## Problems to work on
1. According to the article on the Times Building climbs, what did Clarke say he wanted to raise awareness about?
2. Summarize the article on the Times Building climbs in two sentences.
3. Rewrite the passage of the article on the Times Building climbs starting with "Renaldo Clarke, the" and going on through "on $2,000 bail.", replacing "Pearson" with "the prosecutor".

## Selected extract
"""
Renaldo Clarke, the second man to climb the New York Times Building Thursday, may be doomed to the fate suffered by Buzz Aldrin and Tenzing Norgay.

But the Brooklyn computer technician and amateur skyscraper climber insisted to prosecutors it was his idea, and that it was purely “a coincidence” that French daredevil Alain Robert beat him to Mt. Sulzberger.

“I heard that some other guy had done it, and I was disappointed,” Clarke said, according to Manhattan Assistant DA Heather Pearson.

Clarke did his stunt at the height of the evening rush hour and, unlike Robert, did not have a support crew on the street.

He showed “utter disregard for police authority,” Pearson said.

But just like his French counterpart who made the ascent hours before, Clarke was charged with reckless endangerment and criminal trespass before being released yesterday evening on $2,000 bail.

Clarke, 32, who had been planning the stunt for two years, said he wanted to raise awareness about malaria, the disease that killed his uncle.

Friends of Clarke insisted there is a prize for second place.

“Wow, he upstaged a professional and said, ‘Here ya go, Frenchie!’ ” said his neighbor, Eric Hernandez, 29.

But Robert, who had also already beaten Clarke to an endless series of media interviews while the amateur was still awaiting arraignment, said that after this experience, he will never again climb a New York City building.

Calling the Times climb easy, as a result of the building’s ladder-like ceramic rods in which architect Renzo Piano had wrapped the building, he rated it a “a 0.5 on a scale of 10.”

“But no, never again, because the law is kind of difficult,” he said. “In Europe, I can climb and, nine times out of 10, it is no big deal.”

Robert said all that mattered to him was “getting his message across” about global warming, but those who work at the Times building were skeptical.

“What does climbing have to do with saving the planet,” said Phil Weimeo, 50, who works on the 35th floor.

Mayor Bloomberg called the daredevil duo “stupid,” and said that as a result of their antics, architects would have to make their buildings Spidey-proof.

“If you want to run the risk of killing yourself, I guess that’s your business,” Bloomberg said. “But if you fall and kill somebody else, that is the city’s business.”

More than a dozen cops patrolled outside the Times building yesterday morning until private security arrived and wooden planks could be installed as a temporary deterrent to would-be mountaineers.

Architects dismissed the notion that designs should take into account the risky whims of Robert, Clarke and their ilk.

“If we take as a paramount concern that someone might climb their building, I think we would be doing a disservice to the visual complexity,” said Rick Bell, New York director of the American Institute of Architecture.

Ever since city buildings began to reach for the heavens, there have been daredevils willing to risk their lives for the glory of scaling their heights.

In 1923, after a group of these “human flies” formed the “Safety Last Society,” and one of their members plummeted to his death, the city passed a law banning such “performance in which human life is needlessly imperiled to satisfy either an insane desire for vainglory or money.”
"""
## Given records
"""
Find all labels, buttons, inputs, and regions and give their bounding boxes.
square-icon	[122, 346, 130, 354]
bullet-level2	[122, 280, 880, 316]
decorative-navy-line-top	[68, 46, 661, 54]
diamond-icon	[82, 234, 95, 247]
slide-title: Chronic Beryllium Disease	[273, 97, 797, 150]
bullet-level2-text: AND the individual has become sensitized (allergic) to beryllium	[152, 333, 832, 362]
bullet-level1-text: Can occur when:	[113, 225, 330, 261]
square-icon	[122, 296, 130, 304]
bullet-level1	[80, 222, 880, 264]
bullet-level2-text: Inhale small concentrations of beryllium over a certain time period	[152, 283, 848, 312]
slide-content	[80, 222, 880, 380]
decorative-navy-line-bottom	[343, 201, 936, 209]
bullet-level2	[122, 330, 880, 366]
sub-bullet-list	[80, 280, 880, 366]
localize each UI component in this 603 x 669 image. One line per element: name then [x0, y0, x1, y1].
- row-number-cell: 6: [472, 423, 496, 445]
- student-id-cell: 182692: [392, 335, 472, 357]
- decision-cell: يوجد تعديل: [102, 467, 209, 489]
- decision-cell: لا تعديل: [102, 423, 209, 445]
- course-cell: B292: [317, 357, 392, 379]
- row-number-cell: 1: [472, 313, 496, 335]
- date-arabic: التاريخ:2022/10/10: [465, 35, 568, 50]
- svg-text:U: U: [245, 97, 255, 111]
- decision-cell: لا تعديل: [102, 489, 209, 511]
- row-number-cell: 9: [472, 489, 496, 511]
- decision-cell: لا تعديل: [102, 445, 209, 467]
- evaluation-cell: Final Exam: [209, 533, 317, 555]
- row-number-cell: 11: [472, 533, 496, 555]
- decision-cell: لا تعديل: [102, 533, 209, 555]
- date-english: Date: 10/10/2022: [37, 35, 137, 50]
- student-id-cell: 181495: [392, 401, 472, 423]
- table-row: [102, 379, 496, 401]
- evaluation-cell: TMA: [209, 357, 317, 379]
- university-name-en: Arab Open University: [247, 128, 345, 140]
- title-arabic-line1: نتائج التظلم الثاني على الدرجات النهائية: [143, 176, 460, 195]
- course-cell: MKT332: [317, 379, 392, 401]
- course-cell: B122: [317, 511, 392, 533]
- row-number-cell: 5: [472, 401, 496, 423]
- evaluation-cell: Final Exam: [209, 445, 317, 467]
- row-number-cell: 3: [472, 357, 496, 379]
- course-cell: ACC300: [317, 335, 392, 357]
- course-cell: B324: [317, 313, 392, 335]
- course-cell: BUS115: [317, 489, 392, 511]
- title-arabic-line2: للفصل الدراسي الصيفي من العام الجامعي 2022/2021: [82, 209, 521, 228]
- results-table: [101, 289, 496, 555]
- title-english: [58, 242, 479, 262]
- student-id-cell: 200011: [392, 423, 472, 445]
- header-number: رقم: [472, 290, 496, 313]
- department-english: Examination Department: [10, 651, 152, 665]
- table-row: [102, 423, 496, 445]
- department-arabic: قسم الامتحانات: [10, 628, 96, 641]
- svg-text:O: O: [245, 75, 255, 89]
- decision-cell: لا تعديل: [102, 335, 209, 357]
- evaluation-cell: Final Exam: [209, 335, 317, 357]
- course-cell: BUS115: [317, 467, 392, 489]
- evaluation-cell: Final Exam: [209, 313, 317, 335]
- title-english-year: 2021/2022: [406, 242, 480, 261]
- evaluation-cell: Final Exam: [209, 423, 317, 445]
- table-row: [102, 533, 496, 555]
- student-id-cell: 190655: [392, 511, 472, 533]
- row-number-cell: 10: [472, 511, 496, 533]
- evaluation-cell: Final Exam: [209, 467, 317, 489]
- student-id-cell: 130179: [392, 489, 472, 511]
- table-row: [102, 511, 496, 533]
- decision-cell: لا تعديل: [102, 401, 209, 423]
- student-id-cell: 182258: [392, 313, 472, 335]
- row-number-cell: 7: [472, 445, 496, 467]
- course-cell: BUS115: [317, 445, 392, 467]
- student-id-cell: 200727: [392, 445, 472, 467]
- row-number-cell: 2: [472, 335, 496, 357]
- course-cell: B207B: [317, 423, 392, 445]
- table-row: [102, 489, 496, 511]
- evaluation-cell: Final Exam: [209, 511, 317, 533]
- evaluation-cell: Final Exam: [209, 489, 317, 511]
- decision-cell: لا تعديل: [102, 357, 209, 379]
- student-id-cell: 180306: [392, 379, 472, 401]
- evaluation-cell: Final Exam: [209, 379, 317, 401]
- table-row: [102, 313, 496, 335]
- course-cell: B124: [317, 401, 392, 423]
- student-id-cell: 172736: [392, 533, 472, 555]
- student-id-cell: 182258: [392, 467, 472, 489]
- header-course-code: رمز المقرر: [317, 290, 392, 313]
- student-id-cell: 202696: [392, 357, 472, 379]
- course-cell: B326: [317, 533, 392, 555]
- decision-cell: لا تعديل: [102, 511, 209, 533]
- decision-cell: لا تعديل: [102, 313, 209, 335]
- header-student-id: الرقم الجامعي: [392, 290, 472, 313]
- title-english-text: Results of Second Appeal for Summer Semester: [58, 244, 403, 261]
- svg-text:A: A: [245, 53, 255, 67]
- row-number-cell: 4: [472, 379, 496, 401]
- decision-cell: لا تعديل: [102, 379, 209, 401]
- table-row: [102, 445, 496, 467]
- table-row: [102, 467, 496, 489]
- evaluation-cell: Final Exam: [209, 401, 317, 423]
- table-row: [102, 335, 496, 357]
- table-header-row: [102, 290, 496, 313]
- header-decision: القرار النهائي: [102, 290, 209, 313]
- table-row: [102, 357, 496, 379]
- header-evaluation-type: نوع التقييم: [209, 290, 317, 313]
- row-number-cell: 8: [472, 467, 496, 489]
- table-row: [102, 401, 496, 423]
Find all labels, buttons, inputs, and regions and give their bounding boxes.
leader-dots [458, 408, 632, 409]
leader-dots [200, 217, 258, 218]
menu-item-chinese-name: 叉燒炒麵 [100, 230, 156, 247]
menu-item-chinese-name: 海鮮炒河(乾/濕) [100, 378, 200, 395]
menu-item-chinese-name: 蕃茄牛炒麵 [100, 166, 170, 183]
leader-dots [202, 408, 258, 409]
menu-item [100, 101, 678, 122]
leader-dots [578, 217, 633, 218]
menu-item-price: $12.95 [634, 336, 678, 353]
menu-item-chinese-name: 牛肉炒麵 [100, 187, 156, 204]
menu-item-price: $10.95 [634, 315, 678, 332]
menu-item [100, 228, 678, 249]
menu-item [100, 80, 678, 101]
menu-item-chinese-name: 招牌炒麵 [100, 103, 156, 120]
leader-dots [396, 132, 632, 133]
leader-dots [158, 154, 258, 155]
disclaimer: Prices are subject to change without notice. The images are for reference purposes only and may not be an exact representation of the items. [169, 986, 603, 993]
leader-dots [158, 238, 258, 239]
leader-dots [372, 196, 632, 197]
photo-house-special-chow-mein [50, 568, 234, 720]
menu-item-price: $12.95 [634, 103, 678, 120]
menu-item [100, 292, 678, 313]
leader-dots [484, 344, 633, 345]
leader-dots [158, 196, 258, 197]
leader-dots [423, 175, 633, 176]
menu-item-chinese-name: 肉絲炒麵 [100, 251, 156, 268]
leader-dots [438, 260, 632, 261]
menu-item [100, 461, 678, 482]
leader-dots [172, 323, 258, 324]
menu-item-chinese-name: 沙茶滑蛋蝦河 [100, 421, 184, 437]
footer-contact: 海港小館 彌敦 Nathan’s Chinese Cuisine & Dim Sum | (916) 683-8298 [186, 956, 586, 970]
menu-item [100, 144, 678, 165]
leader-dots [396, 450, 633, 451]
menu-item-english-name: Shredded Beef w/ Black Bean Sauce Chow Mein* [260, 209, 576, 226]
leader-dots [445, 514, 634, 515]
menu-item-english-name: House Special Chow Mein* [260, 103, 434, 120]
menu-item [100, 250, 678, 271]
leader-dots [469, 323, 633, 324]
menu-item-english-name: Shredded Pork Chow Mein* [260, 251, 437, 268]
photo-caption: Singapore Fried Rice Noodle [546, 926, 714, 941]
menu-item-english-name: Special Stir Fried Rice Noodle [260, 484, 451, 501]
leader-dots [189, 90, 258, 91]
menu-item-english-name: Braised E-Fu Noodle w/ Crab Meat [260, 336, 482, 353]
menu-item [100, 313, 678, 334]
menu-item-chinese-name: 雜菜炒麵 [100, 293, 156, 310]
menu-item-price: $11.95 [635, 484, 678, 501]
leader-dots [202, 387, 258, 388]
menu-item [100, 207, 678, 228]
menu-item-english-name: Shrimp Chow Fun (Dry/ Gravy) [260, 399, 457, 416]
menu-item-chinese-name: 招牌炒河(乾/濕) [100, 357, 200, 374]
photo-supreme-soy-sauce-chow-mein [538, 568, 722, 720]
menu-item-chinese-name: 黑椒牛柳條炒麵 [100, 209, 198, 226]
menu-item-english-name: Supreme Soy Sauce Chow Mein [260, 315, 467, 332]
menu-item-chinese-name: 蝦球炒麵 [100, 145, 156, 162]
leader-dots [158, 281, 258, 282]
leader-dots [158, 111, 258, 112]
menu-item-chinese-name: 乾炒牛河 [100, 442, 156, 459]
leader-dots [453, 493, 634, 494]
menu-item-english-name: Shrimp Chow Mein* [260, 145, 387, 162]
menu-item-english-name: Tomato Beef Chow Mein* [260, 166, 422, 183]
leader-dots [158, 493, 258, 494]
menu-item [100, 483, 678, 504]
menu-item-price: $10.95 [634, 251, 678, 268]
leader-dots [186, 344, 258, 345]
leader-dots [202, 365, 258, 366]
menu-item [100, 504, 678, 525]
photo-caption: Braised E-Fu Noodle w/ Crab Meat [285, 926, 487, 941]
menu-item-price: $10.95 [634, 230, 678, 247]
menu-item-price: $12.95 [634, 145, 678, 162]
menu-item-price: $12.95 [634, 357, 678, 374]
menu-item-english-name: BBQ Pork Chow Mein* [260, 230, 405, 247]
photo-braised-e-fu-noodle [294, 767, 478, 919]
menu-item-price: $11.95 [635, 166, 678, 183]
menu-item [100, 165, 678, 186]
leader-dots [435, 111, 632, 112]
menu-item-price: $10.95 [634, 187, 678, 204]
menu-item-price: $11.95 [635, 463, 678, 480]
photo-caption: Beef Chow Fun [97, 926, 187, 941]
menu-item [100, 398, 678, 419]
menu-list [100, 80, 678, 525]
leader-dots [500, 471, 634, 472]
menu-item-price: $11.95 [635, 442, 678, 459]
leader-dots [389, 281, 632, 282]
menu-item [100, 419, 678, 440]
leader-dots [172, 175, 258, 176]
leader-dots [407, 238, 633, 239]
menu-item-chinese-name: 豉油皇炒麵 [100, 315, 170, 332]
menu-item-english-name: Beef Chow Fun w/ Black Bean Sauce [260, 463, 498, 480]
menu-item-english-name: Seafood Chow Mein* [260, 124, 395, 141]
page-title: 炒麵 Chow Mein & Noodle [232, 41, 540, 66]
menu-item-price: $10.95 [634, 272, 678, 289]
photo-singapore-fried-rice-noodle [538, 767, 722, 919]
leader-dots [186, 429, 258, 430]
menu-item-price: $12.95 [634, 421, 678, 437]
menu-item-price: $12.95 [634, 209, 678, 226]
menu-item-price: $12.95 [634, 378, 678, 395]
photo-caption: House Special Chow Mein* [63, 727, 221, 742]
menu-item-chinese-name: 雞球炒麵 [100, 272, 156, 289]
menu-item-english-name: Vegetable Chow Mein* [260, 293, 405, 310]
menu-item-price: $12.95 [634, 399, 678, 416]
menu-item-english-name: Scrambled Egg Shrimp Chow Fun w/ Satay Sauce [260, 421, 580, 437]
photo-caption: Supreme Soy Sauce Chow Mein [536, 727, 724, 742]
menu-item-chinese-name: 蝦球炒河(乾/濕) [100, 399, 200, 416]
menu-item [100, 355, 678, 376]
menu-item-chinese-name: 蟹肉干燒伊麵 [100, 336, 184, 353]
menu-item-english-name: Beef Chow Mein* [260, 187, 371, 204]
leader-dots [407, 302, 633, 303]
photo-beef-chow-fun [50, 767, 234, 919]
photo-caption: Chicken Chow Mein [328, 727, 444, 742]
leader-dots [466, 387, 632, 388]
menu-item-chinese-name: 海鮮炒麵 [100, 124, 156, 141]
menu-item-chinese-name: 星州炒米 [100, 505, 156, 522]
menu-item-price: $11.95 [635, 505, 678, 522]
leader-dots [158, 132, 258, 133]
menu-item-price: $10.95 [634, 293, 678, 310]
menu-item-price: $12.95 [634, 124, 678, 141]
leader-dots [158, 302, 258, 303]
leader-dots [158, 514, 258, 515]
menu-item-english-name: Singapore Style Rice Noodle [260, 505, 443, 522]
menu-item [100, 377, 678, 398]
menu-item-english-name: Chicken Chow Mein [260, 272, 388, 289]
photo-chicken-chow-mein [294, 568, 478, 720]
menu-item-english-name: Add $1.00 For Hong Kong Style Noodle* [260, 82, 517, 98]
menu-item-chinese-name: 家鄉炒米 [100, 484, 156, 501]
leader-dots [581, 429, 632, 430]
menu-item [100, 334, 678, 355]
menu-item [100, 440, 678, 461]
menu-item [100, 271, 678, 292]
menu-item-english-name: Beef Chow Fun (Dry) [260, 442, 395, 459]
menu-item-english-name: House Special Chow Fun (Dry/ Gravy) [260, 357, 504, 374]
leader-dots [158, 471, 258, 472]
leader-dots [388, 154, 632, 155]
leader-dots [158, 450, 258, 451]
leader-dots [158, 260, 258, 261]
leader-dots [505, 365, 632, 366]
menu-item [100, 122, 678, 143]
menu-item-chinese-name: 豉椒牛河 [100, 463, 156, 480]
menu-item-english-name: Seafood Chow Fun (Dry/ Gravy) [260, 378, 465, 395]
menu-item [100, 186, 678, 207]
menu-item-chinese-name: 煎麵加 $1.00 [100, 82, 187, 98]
"""
## Per-task answers
1. Malaria, the disease that killed his uncle.

2. Renaldo Clarke, a Brooklyn computer technician and amateur skyscraper climber, scaled the New York Times Building hours after French daredevil Alain Robert, and both men were charged with reckless endangerment and criminal trespass. Mayor Bloomberg called the pair "stupid," but architects dismissed the notion that building designs should take such climbers into account.

3.
Renaldo Clarke, the second man to climb the New York Times Building Thursday, may be doomed to the fate suffered by Buzz Aldrin and Tenzing Norgay.

But the Brooklyn computer technician and amateur skyscraper climber insisted to prosecutors it was his idea, and that it was purely “a coincidence” that French daredevil Alain Robert beat him to Mt. Sulzberger.

“I heard that some other guy had done it, and I was disappointed,” Clarke said, according to Manhattan Assistant DA Heather the prosecutor.

Clarke did his stunt at the height of the evening rush hour and, unlike Robert, did not have a support crew on the street.

He showed “utter disregard for police authority,” the prosecutor said.

But just like his French counterpart who made the ascent hours before, Clarke was charged with reckless endangerment and criminal trespass before being released yesterday evening on $2,000 bail.